--- start Extracted information ---

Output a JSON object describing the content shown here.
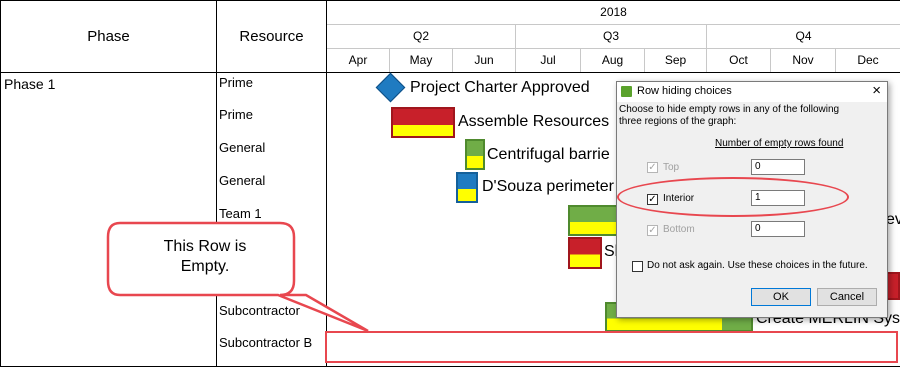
{
  "header": {
    "phase_col": "Phase",
    "resource_col": "Resource",
    "year": "2018",
    "quarters": [
      "Q2",
      "Q3",
      "Q4"
    ],
    "months": [
      "Apr",
      "May",
      "Jun",
      "Jul",
      "Aug",
      "Sep",
      "Oct",
      "Nov",
      "Dec"
    ]
  },
  "phase_name": "Phase 1",
  "resources": [
    "Prime",
    "Prime",
    "General",
    "General",
    "Team 1",
    "",
    "",
    "Subcontractor",
    "Subcontractor B"
  ],
  "tasks": [
    {
      "label": "Project Charter Approved"
    },
    {
      "label": "Assemble Resources"
    },
    {
      "label": "Centrifugal barrie"
    },
    {
      "label": "D'Souza perimeter"
    },
    {
      "label": "ev"
    },
    {
      "label": "Sl"
    },
    {
      "label": "Create MERLIN Syst"
    }
  ],
  "colors": {
    "red": "#c8202a",
    "yellow": "#ffff00",
    "green": "#70ad47",
    "blue": "#1f7bc1",
    "callout_border": "#e8474f",
    "accent": "#0078d7"
  },
  "callout": {
    "line1": "This Row is",
    "line2": "Empty."
  },
  "dialog": {
    "title": "Row hiding choices",
    "close": "×",
    "intro": "Choose to hide empty rows in any of the following three regions of the graph:",
    "col_header": "Number of empty rows found",
    "options": [
      {
        "label": "Top",
        "checked": "✓",
        "value": "0"
      },
      {
        "label": "Interior",
        "checked": "✓",
        "value": "1"
      },
      {
        "label": "Bottom",
        "checked": "✓",
        "value": "0"
      }
    ],
    "dont_ask": "Do not ask again.   Use these choices in the future.",
    "ok": "OK",
    "cancel": "Cancel"
  }
}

--- end Extracted information ---

Repeat the data in full and exactly. Omit pictures.

Output a JSON object describing the content shown here.
{
  "header": {
    "phase_col": "Phase",
    "resource_col": "Resource",
    "year": "2018",
    "quarters": [
      "Q2",
      "Q3",
      "Q4"
    ],
    "months": [
      "Apr",
      "May",
      "Jun",
      "Jul",
      "Aug",
      "Sep",
      "Oct",
      "Nov",
      "Dec"
    ]
  },
  "phase_name": "Phase 1",
  "resources": [
    "Prime",
    "Prime",
    "General",
    "General",
    "Team 1",
    "",
    "",
    "Subcontractor",
    "Subcontractor B"
  ],
  "tasks": [
    {
      "label": "Project Charter Approved"
    },
    {
      "label": "Assemble Resources"
    },
    {
      "label": "Centrifugal barrie"
    },
    {
      "label": "D'Souza perimeter"
    },
    {
      "label": "ev"
    },
    {
      "label": "Sl"
    },
    {
      "label": "Create MERLIN Syst"
    }
  ],
  "colors": {
    "red": "#c8202a",
    "yellow": "#ffff00",
    "green": "#70ad47",
    "blue": "#1f7bc1",
    "callout_border": "#e8474f",
    "accent": "#0078d7"
  },
  "callout": {
    "line1": "This Row is",
    "line2": "Empty."
  },
  "dialog": {
    "title": "Row hiding choices",
    "close": "×",
    "intro": "Choose to hide empty rows in any of the following three regions of the graph:",
    "col_header": "Number of empty rows found",
    "options": [
      {
        "label": "Top",
        "checked": "✓",
        "value": "0"
      },
      {
        "label": "Interior",
        "checked": "✓",
        "value": "1"
      },
      {
        "label": "Bottom",
        "checked": "✓",
        "value": "0"
      }
    ],
    "dont_ask": "Do not ask again.   Use these choices in the future.",
    "ok": "OK",
    "cancel": "Cancel"
  }
}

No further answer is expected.